Aikido, PNL, conflitos e o "Ganha-ganha"

Muito escuto e leio artigos sobre a resolução de conflitos e o aikido. Em todos que tive acesso percebi uma falha básica sob o meu ponto vista: a premissa principal do aikido não é resolver conflitos, mas evitá-los.

O aikido me ensina, além de conceitos, a termos uma postura e uma atitude adequada durante as 24 horas do dia. Por postura podemos entender no aspecto físico, aonde a força aplicada sobre os músculos e os ossos sustentam e conduzem nossos corpos com máxima eficiência e com um mínimo de esforço. Uma boa postura te permite se manter parado ou em movimento com bom equilíbrio e bem centrado. Atitude deve ser considerada como a “maneira de se comportar, agir ou reagir motivada por uma disposição interna ou por uma circunstância determinada”(Dicionário online de português – http://www.dicio.com.br/atitude/). Atitude está ligada a um aspecto mental, interno, não físico. Atingindo o estado ideal dessas duas coisas conseguiremos trasmitir tamanha segurança que ninguém conseguirá uma "abertura" para nos atacar, física ou verbalmente. Bom, mas com muita frequência falhamos nisto, e aí? Aí sim entram as técnicas e os conceitos que praticamos. Quando o conflito é inevitável devemos usas as habilidades desenvolvidas e treinadas para solucioná-lo, preferencialmente da melhor forma para você e que não seja tão ruim para o outro.

- _Trechos dos itens_
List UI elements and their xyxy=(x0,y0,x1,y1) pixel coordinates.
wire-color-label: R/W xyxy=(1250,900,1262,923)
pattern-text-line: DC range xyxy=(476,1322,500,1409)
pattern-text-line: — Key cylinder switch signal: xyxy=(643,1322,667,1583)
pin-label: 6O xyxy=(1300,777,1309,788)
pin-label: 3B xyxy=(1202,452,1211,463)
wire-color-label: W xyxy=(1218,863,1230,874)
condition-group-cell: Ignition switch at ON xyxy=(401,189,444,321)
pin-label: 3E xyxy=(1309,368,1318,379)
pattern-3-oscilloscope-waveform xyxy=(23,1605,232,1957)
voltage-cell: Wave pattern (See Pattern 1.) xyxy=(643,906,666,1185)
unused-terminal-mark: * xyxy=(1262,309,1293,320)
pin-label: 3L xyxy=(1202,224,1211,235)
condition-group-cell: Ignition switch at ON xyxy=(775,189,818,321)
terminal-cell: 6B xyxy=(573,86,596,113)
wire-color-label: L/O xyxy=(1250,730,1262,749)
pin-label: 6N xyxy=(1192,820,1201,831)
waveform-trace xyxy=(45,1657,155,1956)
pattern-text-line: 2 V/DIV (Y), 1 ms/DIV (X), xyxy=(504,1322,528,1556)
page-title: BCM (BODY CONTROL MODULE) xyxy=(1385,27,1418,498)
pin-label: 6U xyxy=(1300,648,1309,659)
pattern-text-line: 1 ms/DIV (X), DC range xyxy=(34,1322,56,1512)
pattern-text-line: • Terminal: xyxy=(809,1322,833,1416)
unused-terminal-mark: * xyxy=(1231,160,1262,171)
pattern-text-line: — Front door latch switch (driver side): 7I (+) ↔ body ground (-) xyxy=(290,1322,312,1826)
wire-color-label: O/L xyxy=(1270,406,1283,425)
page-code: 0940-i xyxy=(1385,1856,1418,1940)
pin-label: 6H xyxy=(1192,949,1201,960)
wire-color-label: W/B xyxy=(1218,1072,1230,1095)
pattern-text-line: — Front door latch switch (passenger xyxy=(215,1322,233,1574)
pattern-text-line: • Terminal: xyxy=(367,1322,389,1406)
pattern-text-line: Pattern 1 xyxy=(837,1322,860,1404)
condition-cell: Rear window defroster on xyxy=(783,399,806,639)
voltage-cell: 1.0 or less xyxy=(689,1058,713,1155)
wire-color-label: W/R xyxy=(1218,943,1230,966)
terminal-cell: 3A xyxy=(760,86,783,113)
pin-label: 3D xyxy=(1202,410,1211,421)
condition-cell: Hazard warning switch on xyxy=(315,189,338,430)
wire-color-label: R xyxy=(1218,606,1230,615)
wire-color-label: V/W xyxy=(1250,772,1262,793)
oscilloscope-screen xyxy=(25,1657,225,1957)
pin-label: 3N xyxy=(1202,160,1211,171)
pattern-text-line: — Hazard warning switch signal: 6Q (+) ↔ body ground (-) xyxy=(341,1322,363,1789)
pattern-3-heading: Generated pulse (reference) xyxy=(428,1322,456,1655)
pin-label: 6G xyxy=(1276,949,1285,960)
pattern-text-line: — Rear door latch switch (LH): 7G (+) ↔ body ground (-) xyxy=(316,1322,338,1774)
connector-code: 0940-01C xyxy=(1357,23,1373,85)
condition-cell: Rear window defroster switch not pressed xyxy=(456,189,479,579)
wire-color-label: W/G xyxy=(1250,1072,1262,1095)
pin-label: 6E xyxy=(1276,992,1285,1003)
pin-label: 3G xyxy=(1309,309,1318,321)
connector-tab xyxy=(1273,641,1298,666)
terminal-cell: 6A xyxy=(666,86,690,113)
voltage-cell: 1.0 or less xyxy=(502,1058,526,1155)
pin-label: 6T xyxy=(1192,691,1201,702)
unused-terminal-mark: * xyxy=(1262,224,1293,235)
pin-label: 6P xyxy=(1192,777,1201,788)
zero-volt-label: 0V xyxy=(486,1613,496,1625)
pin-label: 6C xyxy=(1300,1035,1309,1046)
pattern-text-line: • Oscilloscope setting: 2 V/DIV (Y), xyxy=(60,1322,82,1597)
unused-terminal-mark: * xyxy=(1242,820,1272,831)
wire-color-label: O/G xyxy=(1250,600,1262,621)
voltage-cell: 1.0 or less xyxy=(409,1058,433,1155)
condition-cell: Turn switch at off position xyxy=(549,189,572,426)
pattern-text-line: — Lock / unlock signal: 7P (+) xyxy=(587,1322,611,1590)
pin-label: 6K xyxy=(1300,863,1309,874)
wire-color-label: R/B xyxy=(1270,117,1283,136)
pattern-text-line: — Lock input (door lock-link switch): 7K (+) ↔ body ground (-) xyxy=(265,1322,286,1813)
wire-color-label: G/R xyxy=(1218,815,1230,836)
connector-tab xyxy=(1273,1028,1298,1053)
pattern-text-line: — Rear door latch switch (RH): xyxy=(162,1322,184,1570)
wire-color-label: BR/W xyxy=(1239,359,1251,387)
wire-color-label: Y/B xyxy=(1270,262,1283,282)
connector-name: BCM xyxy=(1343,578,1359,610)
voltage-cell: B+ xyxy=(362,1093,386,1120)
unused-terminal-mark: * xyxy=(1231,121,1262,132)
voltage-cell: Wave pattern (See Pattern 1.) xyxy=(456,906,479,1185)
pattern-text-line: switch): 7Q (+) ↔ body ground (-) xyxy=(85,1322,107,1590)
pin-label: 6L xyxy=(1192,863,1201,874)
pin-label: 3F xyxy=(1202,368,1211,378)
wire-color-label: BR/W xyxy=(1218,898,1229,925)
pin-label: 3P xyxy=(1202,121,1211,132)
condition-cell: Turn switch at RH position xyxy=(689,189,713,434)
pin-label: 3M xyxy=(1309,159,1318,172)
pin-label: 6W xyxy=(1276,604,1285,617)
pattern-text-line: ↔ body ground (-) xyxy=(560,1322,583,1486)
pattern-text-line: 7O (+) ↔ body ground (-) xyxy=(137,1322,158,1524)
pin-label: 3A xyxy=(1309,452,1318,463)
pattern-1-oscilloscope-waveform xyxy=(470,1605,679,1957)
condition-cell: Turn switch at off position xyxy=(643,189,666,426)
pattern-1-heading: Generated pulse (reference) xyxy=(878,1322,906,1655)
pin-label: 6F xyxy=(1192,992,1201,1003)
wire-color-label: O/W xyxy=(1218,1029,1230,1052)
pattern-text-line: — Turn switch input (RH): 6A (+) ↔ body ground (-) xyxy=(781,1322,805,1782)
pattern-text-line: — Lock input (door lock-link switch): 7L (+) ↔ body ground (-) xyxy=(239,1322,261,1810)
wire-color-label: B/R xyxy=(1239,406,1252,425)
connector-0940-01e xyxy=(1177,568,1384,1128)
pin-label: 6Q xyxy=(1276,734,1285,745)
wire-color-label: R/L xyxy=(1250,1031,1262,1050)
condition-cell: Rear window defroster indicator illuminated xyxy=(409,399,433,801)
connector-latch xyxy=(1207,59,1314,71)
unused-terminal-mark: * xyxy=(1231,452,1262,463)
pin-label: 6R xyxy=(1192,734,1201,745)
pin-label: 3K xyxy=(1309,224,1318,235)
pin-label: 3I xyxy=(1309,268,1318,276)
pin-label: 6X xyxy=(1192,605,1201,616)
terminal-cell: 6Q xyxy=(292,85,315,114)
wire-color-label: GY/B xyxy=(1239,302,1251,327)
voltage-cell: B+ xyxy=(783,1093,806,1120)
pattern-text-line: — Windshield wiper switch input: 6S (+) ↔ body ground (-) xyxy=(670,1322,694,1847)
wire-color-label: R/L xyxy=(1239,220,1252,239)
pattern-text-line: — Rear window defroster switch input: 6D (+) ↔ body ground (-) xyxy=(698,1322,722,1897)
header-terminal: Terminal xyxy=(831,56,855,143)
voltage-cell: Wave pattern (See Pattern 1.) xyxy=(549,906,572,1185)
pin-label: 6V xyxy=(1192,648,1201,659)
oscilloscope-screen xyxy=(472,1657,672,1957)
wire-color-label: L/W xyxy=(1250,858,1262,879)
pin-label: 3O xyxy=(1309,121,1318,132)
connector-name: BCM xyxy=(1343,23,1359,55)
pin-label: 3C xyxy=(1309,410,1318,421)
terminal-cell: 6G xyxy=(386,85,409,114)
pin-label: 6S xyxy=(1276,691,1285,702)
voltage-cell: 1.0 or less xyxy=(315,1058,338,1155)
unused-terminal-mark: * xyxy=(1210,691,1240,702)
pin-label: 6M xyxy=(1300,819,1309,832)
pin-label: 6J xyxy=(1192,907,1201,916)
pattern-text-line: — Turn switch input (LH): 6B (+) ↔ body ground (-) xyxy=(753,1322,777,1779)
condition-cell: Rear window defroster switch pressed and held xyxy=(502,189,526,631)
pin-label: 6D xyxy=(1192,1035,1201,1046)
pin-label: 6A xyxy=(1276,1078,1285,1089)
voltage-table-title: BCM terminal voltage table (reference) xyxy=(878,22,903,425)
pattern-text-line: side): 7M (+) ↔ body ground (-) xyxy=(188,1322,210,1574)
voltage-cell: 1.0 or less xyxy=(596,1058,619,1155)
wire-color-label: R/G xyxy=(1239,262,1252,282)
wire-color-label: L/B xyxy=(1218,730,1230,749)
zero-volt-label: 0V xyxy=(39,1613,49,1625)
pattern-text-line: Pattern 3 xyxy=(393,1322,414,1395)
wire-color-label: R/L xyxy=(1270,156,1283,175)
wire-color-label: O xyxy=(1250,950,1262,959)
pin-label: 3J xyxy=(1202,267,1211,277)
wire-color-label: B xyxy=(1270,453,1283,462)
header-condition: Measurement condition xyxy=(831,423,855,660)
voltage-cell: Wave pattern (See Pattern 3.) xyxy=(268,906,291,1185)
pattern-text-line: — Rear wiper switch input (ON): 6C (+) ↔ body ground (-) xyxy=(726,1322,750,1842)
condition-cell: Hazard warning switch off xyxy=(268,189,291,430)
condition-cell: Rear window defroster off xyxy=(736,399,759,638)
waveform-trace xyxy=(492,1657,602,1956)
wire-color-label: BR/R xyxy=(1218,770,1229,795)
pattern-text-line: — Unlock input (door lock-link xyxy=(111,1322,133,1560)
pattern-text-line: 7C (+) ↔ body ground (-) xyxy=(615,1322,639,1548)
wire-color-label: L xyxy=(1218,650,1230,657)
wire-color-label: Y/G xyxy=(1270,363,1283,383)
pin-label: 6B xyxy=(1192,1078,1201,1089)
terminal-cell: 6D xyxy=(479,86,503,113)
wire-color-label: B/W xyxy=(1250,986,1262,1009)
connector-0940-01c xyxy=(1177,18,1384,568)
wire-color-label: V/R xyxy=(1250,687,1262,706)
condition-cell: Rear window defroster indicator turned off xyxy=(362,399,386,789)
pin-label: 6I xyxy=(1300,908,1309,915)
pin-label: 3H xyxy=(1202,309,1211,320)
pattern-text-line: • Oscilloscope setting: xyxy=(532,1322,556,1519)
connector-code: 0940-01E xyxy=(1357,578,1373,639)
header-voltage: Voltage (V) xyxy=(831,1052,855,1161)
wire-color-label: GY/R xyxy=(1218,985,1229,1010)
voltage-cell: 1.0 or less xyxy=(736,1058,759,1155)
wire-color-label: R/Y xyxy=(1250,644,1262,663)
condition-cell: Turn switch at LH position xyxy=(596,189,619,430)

- _Instruções do exercício_
a) Reescreva o trecho do texto sobre aikido de "Aikido, PNL, conflitos" a "conflitos, mas evitá-los.", trocando "conflitos" por "desavenças".
b) Continue o texto sobre aikido e conflitos a partir de onde ele para.

- _Respostas finais_
a)
Aikido, PNL, desavenças e o "Ganha-ganha"

Muito escuto e leio artigos sobre a resolução de desavenças e o aikido. Em todos que tive acesso percebi uma falha básica sob o meu ponto vista: a premissa principal do aikido não é resolver desavenças, mas evitá-los.

b)
Desde o meu primeiro contato com o PNL(somente como curioso) percebo sempre uma forte associação com o aikido. Realmente podemos traçar alguns paralelos entre as duas coisas, mas pelo menos em uma delas não vejo como. Não acho que seja possível aplicar no aikido(ou em qualquer outra arte marcial) o conceito de “Ganha-ganha”, aonde, obviamente, ambos sairiam ganhando em um conflito. A razão, para mim, é simples: no aikido precisamos desequilibrar o oponente para que possamos tomar o controle da situação. Em assim sendo nos impomos sobre a vontade dele. Com isso nós necessariamente ganhamos e ele perdeu. Ainda que o resultado seja positivo, aonde o perdedor percebeu que seu ponto de vista ou que seu ataque era inadequado, e com isso tenha aprendido e ganho uma boa experiência, ainda assim ele perdeu. Claro que o oposto pode ser dito utilizando-se o mesmo argumento, mas o que quero demonstrar, no contexto de “Ganha-ganha”, que isso não acontece.

Aikido é o estudo do aiki. Aiki é o equilíbrio das energias liberadas em um conflito, por exemplo. Mas é um equilíbrio que nos permita conduzir a energia negativa do ataque e transformá-la em positiva principalmente a nosso favor. 

Posso estar errado ou perdendo algum ponto importante nesse raciocínio, portanto, caso você tenha alguma colaboração, por favor não hesite em comentar aí embaixo.

Abraços e bons treinos.

Isoyama sensei(Foto: http://www.aikidosangenkai.org/)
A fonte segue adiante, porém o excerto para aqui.